§ TEXTAUSZUG
____

Allzu viel scheint hier ja nun wirklich nicht zu passieren, dachte man sich da bei der Erstsichtung von Charlotte Wells‘ subtilem, sensiblem Spielfilmdebüt zunächst noch. Das wollte, wie es schien, bloß einen Mittelmeer-Urlaub eines geschiedenen Vaters (Paul Mescal) und seiner Pre-Teen-Tochter (eine Entdeckung: Frankie Corio) in den 90er Jahren (Soundtrack-Zeitkolorit deluxe) einfangen: Lange Stunden am Pool, Tagesausflüge, Quality Time, bevor bald die Schule wieder losgeht. Dass das Trügerische dieses ersten Eindrucks nicht mit einem einzigen dramatischen Donnerschlag kenntlich gemacht und aufgebrochen, nichts ausdrücklich erklärt oder ausgesprochen wurde, man diesem kaum fassbaren, unaufgeregt dahinfließenden Erinnerungsspaziergang vielmehr selbst auf halber Strecke entgegenkommen musste, um die Risse in der sonnengetränkten Idylle erkennen zu können, zählte zu den herausragenden Qualitäten dieser feinsinnigen Vermessung von Unschuld, Nähe und Verlust. Und derart durfte sich hinter all der in ein verträumtes Erscheinungsbild verpackten Momentaufnahmen-Poesie schließlich eine herzzerreißende emotionale Brisanz auftun, die einem schon mal den Atem rauben konnte.

10. Saint Omer

Gerichtssaaldramen: Zumindest für den Schreiber dieser Zeilen eines der schwierigsten Genres – weil bei aller ausgestellter Bedeutung der Deus-ex-Machina-Entwicklung zum Ende hin in den allermeisten Fällen eben doch stets dankbar im überraschungsarmen Dienste des handelsüblich choreografierten Schemas F stehend. Absolut überzeugender Einspruch gegen diese These kam in diesem Jahr von Alice Diop. Die bislang für ihre Doku-Arbeiten geschätzte Filmemacherin nahm sich in ihrem ersten Spielfilm zwar ebenfalls eines realen Falles und anschließenden Prozesses im titelgebenden nordfranzösischen Städtchen an, tat dies jedoch auf eine so unübliche wie befruchtende Weise, die einem binnen kurzem jede Skepsis vergessen ließ. Weniger Whodunnit denn Whydunnit war diese präzise, unaufgeregte Rekonstruktion der unbegreiflichen Geschichte einer des Mordes an ihrem Kleinkind angeklagten senegalesischen Immigrantin – und es war ihr dabei auch weniger dran gelegen, die Tat selbst zu verhandeln, als die soziale Realität in einer mutmaßlich egalitären Gesellschaft abzubilden. Etwa, indem die (nie in Frage gestellte) Schuld der Angeklagten in Beziehung zu vielgestaltigen gesellschaftlichen Ungleichheiten gesetzt wurde – ohne daraus eine Absolution ableiten zu wollen. Und genau diese kontinuierliche Aura des Unfassbaren sowie das unablässige Kontextualisieren und Dekonstruieren von Begrifflichkeiten wie Wahrheit und Gerechtigkeit ließen Diops Debütspielfilm als absolut aufregende Neudeutung eines altbackenen Genres erscheinen.

____

Wofür wurde Alice Diop laut dem Textauszug oben bislang geschätzt?

§ DATENZEILEN
____

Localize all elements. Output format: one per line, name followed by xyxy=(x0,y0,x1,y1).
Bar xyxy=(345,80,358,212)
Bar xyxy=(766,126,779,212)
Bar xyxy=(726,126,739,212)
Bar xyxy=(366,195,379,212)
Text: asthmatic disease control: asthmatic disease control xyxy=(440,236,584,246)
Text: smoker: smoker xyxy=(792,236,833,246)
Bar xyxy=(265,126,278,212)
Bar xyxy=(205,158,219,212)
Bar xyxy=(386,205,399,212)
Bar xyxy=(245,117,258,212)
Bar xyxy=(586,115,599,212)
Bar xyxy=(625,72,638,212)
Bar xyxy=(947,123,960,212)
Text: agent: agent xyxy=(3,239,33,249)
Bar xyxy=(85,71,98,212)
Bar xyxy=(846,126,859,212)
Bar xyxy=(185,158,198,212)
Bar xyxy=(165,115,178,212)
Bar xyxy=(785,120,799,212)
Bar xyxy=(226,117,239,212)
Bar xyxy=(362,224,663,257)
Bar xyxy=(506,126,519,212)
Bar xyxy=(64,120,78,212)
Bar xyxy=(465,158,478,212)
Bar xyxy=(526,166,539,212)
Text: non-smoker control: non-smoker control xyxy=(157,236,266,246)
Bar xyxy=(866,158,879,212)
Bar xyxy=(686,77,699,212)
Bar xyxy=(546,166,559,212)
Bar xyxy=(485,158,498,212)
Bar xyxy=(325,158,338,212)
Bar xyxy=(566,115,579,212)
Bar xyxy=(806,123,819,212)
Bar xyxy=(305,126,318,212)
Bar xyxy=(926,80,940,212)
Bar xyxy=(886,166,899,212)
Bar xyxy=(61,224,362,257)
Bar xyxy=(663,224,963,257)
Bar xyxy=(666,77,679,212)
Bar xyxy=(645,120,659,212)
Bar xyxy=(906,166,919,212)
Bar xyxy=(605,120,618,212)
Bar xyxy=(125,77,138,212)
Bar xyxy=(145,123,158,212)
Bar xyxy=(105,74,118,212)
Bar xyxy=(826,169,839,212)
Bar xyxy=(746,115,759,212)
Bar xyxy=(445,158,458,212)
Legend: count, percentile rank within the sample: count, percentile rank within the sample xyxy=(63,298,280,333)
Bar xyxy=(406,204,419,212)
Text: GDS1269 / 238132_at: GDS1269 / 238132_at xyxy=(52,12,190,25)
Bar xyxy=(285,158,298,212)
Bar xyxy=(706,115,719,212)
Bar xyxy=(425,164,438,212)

____

§ ERGEBNIS DER AUFGABE
Für ihre Doku-Arbeiten.